Scan the lines below for the string "marker" and copy every one that has it.

== EXCERPTED DATA

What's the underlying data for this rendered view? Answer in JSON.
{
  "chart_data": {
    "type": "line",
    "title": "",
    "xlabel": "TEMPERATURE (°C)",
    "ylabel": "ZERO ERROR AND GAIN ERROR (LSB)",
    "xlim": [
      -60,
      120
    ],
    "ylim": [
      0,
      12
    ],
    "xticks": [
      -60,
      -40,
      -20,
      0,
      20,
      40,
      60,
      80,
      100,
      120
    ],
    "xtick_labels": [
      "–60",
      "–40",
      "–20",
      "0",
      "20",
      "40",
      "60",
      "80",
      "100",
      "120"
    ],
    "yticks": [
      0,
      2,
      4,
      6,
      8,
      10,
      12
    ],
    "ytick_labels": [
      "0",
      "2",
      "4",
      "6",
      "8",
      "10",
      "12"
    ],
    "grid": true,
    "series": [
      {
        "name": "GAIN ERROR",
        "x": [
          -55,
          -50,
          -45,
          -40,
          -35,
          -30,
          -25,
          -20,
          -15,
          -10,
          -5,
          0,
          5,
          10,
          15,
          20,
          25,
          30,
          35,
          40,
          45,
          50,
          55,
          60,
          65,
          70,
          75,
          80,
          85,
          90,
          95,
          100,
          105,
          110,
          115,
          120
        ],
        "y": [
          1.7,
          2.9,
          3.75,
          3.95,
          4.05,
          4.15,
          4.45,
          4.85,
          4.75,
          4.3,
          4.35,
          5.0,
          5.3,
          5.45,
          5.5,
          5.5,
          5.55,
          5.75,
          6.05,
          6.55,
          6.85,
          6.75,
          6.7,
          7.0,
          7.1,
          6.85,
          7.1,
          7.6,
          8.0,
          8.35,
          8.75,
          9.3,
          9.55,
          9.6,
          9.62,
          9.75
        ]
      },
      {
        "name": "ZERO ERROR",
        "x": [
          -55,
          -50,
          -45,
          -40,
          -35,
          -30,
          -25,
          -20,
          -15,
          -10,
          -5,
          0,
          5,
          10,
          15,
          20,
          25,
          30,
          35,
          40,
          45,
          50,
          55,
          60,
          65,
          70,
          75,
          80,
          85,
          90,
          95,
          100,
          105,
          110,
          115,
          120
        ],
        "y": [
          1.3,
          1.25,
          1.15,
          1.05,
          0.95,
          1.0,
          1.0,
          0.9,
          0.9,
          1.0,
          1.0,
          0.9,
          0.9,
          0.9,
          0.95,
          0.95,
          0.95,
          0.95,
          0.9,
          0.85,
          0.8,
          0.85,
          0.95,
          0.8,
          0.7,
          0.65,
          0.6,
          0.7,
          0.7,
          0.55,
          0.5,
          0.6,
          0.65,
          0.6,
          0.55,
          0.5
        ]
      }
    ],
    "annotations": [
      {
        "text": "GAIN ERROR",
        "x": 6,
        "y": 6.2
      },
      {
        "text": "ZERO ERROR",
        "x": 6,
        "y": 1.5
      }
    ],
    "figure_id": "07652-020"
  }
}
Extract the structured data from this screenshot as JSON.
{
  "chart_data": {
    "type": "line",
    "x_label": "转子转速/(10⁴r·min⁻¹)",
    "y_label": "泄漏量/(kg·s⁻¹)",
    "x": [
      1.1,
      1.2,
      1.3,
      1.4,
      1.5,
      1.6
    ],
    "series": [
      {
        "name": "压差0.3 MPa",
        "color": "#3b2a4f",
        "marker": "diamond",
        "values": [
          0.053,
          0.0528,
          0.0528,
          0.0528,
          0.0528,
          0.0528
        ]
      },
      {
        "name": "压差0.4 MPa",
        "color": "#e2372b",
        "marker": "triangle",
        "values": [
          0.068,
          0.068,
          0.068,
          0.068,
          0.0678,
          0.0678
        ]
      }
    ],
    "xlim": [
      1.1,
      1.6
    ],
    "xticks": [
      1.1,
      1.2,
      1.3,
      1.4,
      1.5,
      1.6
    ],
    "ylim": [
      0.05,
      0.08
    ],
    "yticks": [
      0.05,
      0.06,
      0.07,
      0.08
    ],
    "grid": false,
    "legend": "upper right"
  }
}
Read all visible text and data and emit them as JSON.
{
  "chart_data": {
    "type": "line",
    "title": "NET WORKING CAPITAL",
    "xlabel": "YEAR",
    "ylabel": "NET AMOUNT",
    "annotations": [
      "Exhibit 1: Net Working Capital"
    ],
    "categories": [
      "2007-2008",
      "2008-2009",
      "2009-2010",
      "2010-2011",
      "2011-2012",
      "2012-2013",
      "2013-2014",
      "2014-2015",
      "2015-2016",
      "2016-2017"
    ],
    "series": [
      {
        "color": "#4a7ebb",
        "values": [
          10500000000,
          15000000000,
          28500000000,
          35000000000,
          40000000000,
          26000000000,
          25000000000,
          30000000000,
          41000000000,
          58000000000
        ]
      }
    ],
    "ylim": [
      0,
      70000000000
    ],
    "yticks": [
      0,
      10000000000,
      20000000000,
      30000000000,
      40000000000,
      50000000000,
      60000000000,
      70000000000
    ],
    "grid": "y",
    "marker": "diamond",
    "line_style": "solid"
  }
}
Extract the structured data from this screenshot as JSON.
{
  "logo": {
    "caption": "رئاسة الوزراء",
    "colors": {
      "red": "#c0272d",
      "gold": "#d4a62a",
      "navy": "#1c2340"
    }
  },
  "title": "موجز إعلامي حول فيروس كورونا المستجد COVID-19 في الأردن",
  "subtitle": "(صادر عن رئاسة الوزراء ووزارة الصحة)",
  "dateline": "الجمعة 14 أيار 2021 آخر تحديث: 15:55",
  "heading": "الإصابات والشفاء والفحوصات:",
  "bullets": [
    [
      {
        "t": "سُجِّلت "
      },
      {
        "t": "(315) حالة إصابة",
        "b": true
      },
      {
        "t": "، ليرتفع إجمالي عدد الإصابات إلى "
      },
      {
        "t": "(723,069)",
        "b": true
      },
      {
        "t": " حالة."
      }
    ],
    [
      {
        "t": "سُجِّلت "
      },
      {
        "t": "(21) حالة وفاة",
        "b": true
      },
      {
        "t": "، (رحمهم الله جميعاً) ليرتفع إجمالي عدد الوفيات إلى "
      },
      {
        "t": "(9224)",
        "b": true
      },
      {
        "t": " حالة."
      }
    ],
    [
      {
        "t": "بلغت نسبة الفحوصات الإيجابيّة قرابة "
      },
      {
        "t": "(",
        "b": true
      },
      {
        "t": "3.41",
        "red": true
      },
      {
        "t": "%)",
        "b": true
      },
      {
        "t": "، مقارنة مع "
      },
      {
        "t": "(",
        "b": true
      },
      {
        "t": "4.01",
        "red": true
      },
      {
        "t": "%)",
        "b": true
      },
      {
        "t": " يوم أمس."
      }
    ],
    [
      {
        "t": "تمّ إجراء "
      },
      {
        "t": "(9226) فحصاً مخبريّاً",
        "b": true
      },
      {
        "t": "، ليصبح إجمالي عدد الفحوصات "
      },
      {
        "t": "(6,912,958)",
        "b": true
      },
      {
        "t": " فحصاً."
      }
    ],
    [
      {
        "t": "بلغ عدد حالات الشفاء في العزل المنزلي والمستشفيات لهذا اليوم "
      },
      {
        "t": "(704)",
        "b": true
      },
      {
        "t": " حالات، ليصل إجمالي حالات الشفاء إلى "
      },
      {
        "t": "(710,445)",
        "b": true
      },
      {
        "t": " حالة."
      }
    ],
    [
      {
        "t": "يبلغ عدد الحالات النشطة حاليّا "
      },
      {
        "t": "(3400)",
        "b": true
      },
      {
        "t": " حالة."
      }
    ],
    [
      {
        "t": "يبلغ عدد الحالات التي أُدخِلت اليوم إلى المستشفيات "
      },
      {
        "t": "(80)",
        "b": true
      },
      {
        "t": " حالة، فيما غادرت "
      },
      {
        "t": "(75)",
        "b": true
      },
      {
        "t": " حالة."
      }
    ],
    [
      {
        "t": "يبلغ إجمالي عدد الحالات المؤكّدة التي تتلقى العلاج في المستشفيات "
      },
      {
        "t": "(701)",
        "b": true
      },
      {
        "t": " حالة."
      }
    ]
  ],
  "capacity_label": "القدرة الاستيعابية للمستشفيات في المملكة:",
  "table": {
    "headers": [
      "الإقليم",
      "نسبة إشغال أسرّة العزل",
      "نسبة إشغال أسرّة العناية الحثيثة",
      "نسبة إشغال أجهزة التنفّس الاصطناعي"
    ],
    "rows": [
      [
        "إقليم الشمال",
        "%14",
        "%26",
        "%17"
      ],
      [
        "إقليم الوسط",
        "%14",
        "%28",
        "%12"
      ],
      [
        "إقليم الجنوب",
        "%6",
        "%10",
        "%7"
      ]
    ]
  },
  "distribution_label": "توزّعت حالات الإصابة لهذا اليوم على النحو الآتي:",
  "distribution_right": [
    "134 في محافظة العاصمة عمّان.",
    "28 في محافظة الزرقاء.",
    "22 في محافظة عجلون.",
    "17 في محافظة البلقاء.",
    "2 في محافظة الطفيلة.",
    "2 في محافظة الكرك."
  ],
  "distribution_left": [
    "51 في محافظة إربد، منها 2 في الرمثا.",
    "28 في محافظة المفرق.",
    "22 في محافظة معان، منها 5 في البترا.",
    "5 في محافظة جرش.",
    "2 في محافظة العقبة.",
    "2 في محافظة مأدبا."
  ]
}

====

WRITTEN SOLUTION>
        "marker": "diamond",
        "marker": "triangle",
    "marker": "diamond",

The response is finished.